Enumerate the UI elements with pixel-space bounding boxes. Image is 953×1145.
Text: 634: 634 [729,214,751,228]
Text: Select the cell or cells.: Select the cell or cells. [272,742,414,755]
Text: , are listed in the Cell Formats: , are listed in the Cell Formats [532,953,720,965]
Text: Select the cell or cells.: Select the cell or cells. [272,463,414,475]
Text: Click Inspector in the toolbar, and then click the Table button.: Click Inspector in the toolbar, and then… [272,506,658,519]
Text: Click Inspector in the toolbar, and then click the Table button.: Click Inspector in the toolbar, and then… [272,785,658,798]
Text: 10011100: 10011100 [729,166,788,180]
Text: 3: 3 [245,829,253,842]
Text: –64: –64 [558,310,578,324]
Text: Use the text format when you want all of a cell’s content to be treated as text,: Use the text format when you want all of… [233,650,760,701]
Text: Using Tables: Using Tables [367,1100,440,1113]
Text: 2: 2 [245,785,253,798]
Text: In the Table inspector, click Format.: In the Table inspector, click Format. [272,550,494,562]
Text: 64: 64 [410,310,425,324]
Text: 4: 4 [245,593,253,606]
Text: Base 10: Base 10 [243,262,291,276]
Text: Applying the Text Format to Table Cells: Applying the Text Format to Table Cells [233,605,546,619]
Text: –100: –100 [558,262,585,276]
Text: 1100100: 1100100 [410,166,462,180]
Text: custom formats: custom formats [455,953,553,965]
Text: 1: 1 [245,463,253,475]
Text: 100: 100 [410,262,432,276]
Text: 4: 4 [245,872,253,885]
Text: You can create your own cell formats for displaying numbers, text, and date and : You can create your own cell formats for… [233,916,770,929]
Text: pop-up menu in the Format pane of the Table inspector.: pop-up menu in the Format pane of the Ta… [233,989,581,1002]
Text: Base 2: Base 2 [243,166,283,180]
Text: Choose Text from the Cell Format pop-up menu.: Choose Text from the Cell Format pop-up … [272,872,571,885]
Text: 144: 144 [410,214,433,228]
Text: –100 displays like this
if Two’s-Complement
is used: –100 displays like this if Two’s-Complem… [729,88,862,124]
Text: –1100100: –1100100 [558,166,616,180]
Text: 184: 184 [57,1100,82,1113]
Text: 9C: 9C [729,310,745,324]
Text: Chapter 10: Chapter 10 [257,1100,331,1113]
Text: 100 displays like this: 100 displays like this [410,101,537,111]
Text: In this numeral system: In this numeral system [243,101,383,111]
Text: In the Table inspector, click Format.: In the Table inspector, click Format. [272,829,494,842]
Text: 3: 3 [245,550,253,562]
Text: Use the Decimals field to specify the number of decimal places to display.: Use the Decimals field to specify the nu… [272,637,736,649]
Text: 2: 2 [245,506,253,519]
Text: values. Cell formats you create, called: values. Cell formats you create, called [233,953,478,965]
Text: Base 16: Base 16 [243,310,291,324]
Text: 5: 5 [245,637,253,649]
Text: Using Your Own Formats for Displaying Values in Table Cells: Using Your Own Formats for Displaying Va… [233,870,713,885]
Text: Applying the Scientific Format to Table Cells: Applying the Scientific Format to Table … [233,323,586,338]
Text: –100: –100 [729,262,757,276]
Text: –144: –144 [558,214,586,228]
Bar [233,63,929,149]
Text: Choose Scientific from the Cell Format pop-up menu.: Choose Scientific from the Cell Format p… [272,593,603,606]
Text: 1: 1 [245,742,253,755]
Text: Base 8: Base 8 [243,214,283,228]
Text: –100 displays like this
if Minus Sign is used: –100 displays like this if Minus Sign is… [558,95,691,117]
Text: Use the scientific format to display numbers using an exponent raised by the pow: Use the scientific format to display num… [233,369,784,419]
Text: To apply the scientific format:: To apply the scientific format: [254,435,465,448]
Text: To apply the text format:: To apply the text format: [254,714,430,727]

---

**WHAT IS EXPECTED:** Repeat the data word for word. Leave nothing out.

**THE ANSWER:**
Enumerate the UI elements with pixel-space bounding boxes. Image is 953×1145.
Text: 634: 634 [729,214,751,228]
Text: Select the cell or cells.: Select the cell or cells. [272,742,414,755]
Text: , are listed in the Cell Formats: , are listed in the Cell Formats [532,953,720,965]
Text: Select the cell or cells.: Select the cell or cells. [272,463,414,475]
Text: Click Inspector in the toolbar, and then click the Table button.: Click Inspector in the toolbar, and then… [272,506,658,519]
Text: Click Inspector in the toolbar, and then click the Table button.: Click Inspector in the toolbar, and then… [272,785,658,798]
Text: 10011100: 10011100 [729,166,788,180]
Text: 3: 3 [245,829,253,842]
Text: –64: –64 [558,310,578,324]
Text: Use the text format when you want all of a cell’s content to be treated as text,: Use the text format when you want all of… [233,650,760,701]
Text: Using Tables: Using Tables [367,1100,440,1113]
Text: 2: 2 [245,785,253,798]
Text: In the Table inspector, click Format.: In the Table inspector, click Format. [272,550,494,562]
Text: 64: 64 [410,310,425,324]
Text: 4: 4 [245,593,253,606]
Text: Base 10: Base 10 [243,262,291,276]
Text: Applying the Text Format to Table Cells: Applying the Text Format to Table Cells [233,605,546,619]
Text: –100: –100 [558,262,585,276]
Text: 1100100: 1100100 [410,166,462,180]
Text: custom formats: custom formats [455,953,553,965]
Text: 1: 1 [245,463,253,475]
Text: 100: 100 [410,262,432,276]
Text: 4: 4 [245,872,253,885]
Text: You can create your own cell formats for displaying numbers, text, and date and : You can create your own cell formats for… [233,916,770,929]
Text: pop-up menu in the Format pane of the Table inspector.: pop-up menu in the Format pane of the Ta… [233,989,581,1002]
Text: Base 2: Base 2 [243,166,283,180]
Text: Choose Text from the Cell Format pop-up menu.: Choose Text from the Cell Format pop-up … [272,872,571,885]
Text: 144: 144 [410,214,433,228]
Text: –100 displays like this
if Two’s-Complement
is used: –100 displays like this if Two’s-Complem… [729,88,862,124]
Text: –1100100: –1100100 [558,166,616,180]
Text: 184: 184 [57,1100,82,1113]
Text: 9C: 9C [729,310,745,324]
Text: Chapter 10: Chapter 10 [257,1100,331,1113]
Text: 100 displays like this: 100 displays like this [410,101,537,111]
Text: In this numeral system: In this numeral system [243,101,383,111]
Text: In the Table inspector, click Format.: In the Table inspector, click Format. [272,829,494,842]
Text: 3: 3 [245,550,253,562]
Text: Use the Decimals field to specify the number of decimal places to display.: Use the Decimals field to specify the nu… [272,637,736,649]
Text: 2: 2 [245,506,253,519]
Text: values. Cell formats you create, called: values. Cell formats you create, called [233,953,478,965]
Text: Base 16: Base 16 [243,310,291,324]
Text: 5: 5 [245,637,253,649]
Text: Using Your Own Formats for Displaying Values in Table Cells: Using Your Own Formats for Displaying Va… [233,870,713,885]
Text: Applying the Scientific Format to Table Cells: Applying the Scientific Format to Table … [233,323,586,338]
Text: –100: –100 [729,262,757,276]
Text: –144: –144 [558,214,586,228]
Bar [233,63,929,149]
Text: Choose Scientific from the Cell Format pop-up menu.: Choose Scientific from the Cell Format p… [272,593,603,606]
Text: 1: 1 [245,742,253,755]
Text: Base 8: Base 8 [243,214,283,228]
Text: –100 displays like this
if Minus Sign is used: –100 displays like this if Minus Sign is… [558,95,691,117]
Text: Use the scientific format to display numbers using an exponent raised by the pow: Use the scientific format to display num… [233,369,784,419]
Text: To apply the scientific format:: To apply the scientific format: [254,435,465,448]
Text: To apply the text format:: To apply the text format: [254,714,430,727]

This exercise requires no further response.